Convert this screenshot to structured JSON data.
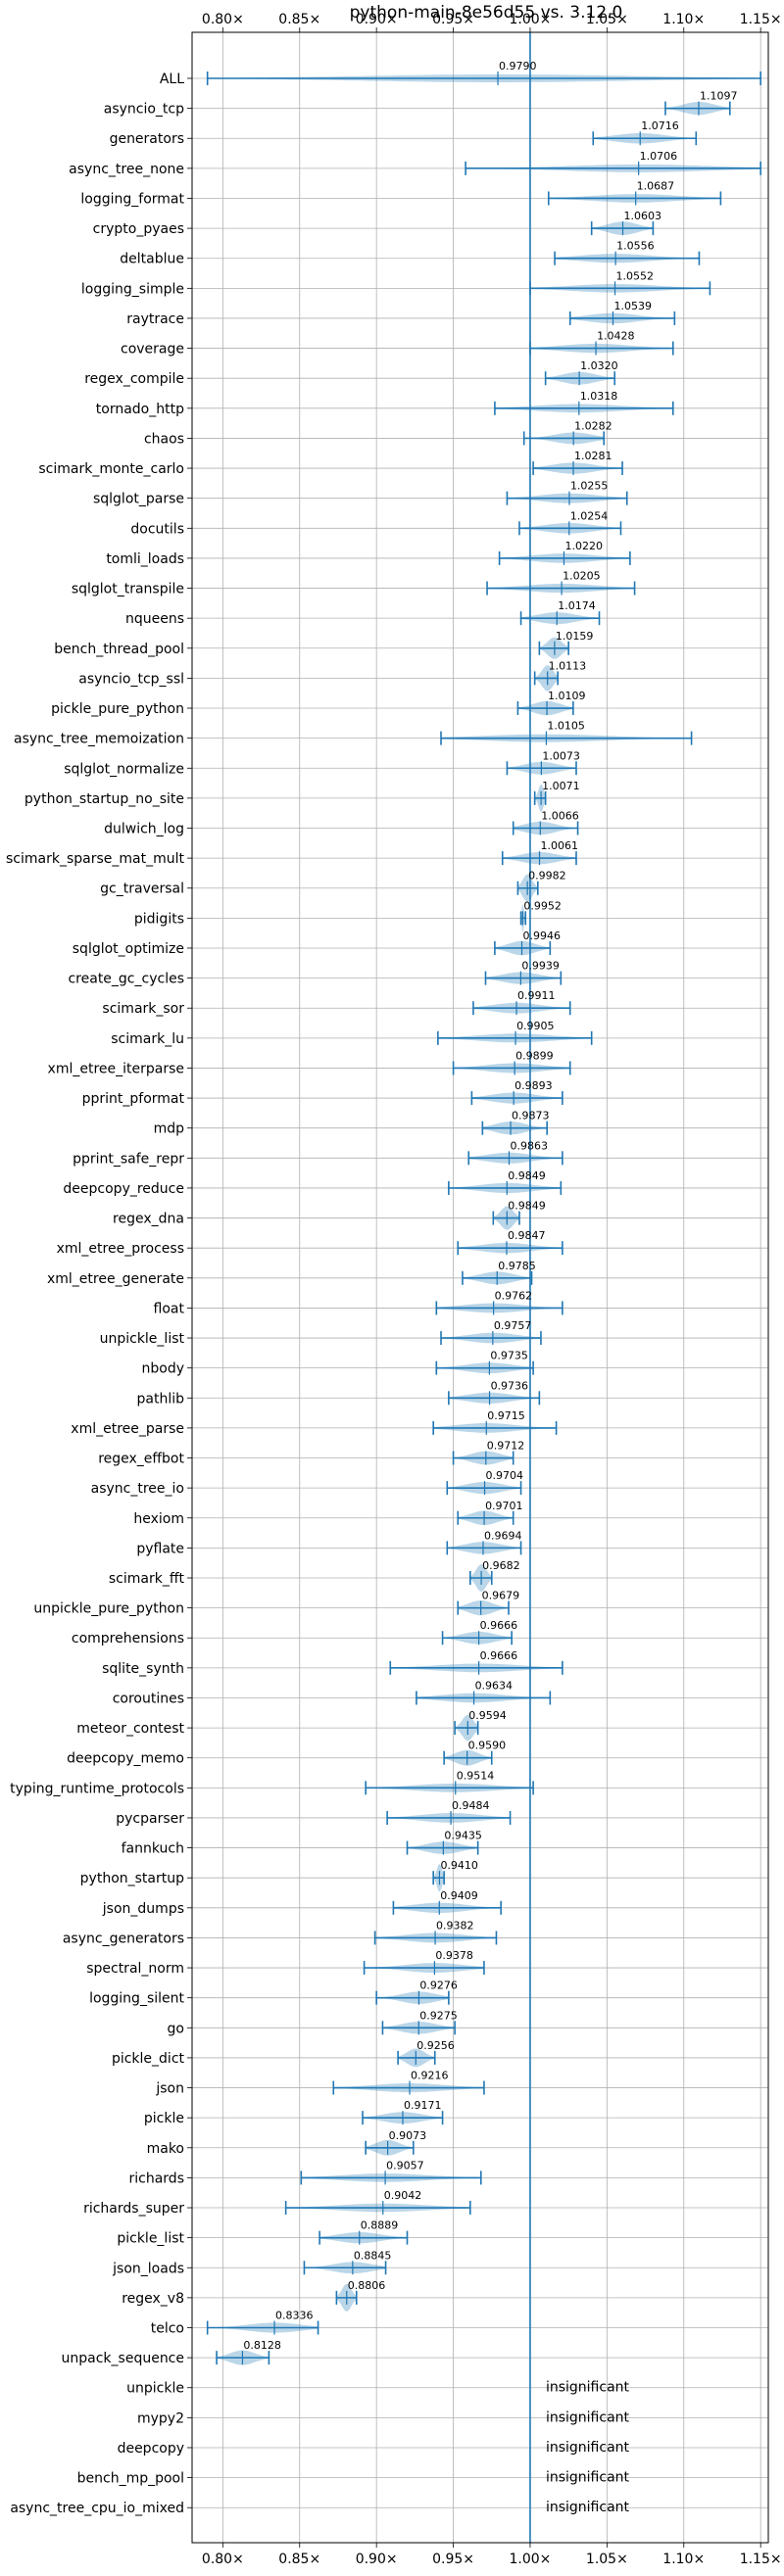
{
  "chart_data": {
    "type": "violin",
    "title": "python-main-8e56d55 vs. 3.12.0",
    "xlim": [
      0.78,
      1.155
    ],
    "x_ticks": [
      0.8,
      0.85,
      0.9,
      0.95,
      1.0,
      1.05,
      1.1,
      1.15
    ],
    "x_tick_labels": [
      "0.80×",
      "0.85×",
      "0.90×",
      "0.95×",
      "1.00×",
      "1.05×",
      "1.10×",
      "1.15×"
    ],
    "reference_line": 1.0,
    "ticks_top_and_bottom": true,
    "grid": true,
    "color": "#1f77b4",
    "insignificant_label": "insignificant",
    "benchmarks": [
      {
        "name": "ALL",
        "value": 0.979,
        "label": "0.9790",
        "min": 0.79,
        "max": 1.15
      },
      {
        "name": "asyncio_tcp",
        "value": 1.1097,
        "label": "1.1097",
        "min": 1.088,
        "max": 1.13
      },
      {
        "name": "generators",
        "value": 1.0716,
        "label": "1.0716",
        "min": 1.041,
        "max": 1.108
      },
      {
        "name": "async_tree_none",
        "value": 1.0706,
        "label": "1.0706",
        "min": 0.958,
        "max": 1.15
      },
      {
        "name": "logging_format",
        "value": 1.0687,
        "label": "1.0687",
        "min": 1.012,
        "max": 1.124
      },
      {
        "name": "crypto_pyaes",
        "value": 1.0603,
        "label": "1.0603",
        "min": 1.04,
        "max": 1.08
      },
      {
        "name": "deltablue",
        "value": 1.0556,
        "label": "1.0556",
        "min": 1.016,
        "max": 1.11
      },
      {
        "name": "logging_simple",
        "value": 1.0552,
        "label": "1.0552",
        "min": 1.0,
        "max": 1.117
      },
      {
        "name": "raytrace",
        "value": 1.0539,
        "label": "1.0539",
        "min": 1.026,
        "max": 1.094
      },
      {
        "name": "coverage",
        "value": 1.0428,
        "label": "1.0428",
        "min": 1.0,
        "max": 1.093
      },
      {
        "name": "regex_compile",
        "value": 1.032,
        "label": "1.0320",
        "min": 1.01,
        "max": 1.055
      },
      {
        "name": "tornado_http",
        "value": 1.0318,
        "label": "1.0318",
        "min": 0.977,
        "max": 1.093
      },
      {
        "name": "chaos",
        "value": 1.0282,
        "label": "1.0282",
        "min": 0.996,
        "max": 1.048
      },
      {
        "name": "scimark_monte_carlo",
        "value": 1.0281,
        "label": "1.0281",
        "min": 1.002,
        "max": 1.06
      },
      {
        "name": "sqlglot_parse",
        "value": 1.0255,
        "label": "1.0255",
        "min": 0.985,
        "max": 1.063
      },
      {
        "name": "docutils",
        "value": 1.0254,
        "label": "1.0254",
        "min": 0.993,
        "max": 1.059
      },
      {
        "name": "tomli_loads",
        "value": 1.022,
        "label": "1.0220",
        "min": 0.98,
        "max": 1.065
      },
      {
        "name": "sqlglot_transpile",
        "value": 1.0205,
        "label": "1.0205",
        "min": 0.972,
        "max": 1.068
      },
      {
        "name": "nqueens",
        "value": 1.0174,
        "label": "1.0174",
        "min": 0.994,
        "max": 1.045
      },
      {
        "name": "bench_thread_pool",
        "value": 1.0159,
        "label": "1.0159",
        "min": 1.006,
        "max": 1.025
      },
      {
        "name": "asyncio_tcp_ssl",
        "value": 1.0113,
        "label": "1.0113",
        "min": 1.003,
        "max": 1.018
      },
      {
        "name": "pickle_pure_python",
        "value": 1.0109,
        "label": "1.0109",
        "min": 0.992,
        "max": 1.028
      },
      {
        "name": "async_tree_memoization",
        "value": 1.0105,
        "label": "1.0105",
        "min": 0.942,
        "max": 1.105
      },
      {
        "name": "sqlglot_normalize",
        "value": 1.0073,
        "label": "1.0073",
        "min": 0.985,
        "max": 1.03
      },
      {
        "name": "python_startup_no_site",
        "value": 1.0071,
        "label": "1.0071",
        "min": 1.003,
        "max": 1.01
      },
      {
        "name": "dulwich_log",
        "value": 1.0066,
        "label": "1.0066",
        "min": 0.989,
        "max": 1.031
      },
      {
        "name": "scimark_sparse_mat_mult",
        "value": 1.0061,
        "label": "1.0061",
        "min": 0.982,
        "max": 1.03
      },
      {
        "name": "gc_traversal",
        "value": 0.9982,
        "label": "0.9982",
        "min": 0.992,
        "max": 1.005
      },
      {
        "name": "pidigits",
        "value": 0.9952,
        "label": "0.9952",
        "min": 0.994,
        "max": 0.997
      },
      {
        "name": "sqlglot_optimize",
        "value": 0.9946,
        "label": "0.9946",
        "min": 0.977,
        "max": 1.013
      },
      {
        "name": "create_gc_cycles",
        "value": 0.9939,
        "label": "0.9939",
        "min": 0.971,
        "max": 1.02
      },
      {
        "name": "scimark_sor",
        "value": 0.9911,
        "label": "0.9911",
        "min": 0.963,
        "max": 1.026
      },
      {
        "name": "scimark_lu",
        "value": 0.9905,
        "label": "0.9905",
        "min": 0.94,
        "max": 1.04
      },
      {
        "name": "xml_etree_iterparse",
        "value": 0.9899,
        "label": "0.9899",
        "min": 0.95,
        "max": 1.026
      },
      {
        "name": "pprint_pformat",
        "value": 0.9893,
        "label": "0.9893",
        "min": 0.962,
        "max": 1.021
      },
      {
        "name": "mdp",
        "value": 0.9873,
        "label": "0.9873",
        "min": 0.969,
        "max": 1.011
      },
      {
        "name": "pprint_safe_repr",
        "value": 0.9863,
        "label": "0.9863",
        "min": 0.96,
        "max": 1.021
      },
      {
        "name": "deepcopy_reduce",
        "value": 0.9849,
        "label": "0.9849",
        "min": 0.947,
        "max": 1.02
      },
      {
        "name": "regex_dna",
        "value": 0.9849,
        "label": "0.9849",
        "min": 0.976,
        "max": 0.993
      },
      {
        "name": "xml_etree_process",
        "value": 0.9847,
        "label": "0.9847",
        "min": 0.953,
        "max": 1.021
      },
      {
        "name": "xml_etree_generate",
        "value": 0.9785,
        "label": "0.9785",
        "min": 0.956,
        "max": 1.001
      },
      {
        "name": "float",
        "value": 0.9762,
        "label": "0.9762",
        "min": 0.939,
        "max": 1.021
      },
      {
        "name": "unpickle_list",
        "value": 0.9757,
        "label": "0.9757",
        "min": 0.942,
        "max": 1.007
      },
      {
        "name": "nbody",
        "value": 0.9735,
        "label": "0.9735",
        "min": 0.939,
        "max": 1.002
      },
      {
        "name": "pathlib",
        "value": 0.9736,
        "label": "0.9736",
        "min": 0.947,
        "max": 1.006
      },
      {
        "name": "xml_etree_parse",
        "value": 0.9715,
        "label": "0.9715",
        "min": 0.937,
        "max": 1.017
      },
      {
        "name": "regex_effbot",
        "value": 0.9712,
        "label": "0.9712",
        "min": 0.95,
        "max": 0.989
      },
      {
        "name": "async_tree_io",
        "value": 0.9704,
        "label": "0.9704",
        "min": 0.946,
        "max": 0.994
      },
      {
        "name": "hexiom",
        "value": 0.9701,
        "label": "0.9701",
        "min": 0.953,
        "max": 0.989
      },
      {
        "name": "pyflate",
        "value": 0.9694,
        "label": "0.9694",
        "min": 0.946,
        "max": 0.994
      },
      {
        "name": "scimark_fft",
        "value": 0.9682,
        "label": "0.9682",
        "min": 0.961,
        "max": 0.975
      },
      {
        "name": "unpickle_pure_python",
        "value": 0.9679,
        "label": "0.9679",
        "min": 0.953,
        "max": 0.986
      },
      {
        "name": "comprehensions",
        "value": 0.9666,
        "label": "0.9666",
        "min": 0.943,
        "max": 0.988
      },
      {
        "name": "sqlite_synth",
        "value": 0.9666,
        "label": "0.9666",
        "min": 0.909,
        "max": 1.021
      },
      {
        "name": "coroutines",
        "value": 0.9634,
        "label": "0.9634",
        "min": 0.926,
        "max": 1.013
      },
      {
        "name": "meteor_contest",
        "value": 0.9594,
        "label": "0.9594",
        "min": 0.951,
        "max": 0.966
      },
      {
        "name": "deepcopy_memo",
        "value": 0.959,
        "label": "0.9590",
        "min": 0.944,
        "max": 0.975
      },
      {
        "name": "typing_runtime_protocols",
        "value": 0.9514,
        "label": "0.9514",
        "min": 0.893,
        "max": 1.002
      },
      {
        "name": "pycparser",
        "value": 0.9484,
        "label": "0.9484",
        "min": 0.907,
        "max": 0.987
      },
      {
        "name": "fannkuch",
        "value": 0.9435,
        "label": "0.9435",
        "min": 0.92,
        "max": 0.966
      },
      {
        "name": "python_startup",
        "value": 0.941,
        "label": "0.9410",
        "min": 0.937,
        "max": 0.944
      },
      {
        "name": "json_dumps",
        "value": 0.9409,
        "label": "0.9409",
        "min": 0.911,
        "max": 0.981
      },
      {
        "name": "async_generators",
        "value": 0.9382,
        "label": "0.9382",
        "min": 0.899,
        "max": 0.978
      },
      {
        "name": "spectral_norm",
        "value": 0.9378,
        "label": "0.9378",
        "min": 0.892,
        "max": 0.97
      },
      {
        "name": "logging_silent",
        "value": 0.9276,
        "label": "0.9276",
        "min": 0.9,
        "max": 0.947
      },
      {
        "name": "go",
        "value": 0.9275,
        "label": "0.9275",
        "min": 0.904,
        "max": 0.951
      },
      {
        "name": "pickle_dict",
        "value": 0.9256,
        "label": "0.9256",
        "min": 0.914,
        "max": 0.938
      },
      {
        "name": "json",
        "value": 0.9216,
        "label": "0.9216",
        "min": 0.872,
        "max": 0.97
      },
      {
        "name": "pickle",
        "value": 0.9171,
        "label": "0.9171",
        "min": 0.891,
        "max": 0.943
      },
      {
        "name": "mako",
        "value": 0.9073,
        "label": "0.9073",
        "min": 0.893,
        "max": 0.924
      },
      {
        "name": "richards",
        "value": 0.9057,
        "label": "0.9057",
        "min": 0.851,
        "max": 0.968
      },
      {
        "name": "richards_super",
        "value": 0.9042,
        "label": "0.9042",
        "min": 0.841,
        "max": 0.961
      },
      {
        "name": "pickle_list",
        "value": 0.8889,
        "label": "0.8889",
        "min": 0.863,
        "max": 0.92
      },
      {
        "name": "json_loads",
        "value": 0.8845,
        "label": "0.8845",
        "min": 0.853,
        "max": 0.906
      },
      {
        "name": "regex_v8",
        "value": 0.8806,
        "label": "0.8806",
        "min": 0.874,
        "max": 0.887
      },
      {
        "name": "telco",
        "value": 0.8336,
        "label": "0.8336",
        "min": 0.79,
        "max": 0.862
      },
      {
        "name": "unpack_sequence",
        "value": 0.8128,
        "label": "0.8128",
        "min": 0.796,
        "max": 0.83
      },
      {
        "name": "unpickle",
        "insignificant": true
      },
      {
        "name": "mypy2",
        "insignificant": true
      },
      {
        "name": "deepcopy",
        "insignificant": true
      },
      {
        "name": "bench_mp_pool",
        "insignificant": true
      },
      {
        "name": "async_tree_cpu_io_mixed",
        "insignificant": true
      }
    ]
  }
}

==

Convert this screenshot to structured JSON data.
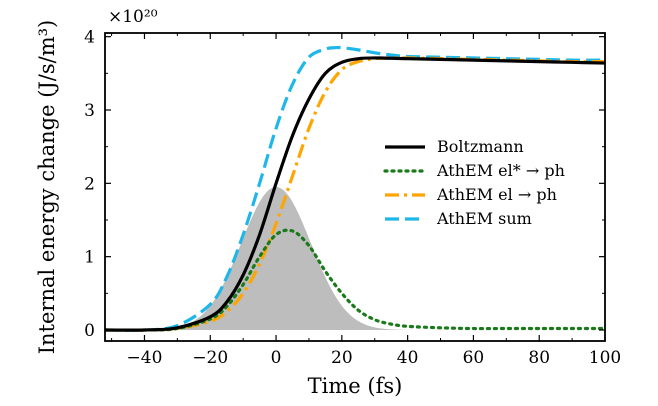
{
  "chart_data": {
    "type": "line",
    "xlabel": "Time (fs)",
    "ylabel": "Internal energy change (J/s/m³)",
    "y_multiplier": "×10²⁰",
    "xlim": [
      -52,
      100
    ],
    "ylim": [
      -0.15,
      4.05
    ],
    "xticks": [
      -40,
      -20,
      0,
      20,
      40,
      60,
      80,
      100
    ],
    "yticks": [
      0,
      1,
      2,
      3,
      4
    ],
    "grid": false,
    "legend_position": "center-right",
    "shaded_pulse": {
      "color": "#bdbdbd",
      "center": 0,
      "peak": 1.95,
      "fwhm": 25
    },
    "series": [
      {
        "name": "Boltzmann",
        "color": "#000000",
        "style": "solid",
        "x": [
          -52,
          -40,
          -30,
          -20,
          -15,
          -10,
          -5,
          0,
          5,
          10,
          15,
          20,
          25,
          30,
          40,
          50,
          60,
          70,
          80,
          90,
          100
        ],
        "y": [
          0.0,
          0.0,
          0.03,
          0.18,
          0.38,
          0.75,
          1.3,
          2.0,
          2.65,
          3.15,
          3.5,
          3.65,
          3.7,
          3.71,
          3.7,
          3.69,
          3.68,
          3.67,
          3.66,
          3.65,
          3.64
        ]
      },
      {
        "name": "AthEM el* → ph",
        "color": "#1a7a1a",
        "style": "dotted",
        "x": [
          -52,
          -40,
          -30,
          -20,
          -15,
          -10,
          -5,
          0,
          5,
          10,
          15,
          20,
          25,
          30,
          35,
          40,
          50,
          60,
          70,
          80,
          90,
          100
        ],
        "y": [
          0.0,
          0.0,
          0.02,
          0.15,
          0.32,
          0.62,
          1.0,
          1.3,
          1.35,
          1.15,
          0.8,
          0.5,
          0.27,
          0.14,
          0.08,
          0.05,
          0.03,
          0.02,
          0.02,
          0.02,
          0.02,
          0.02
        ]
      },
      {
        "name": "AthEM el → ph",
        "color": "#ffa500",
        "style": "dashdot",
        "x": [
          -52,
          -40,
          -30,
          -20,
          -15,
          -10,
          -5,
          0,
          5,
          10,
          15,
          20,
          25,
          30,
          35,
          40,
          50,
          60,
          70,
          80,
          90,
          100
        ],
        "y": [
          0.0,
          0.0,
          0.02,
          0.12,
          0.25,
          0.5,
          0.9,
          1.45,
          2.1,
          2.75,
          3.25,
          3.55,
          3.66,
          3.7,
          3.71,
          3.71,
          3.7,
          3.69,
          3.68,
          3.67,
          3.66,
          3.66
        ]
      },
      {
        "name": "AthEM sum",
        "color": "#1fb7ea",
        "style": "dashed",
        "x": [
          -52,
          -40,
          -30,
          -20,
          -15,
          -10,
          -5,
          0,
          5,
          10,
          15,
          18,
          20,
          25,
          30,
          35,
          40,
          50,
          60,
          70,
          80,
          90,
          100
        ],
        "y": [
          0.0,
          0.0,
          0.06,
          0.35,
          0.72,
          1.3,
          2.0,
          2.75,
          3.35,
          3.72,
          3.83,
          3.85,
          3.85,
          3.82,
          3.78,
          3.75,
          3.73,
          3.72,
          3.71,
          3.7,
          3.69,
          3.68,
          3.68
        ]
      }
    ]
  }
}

## [The exercise]
Go through the records. Copy each line where "style" appears.

## [Solution]
        "style": "solid",
        "style": "dotted",
        "style": "dashdot",
        "style": "dashed",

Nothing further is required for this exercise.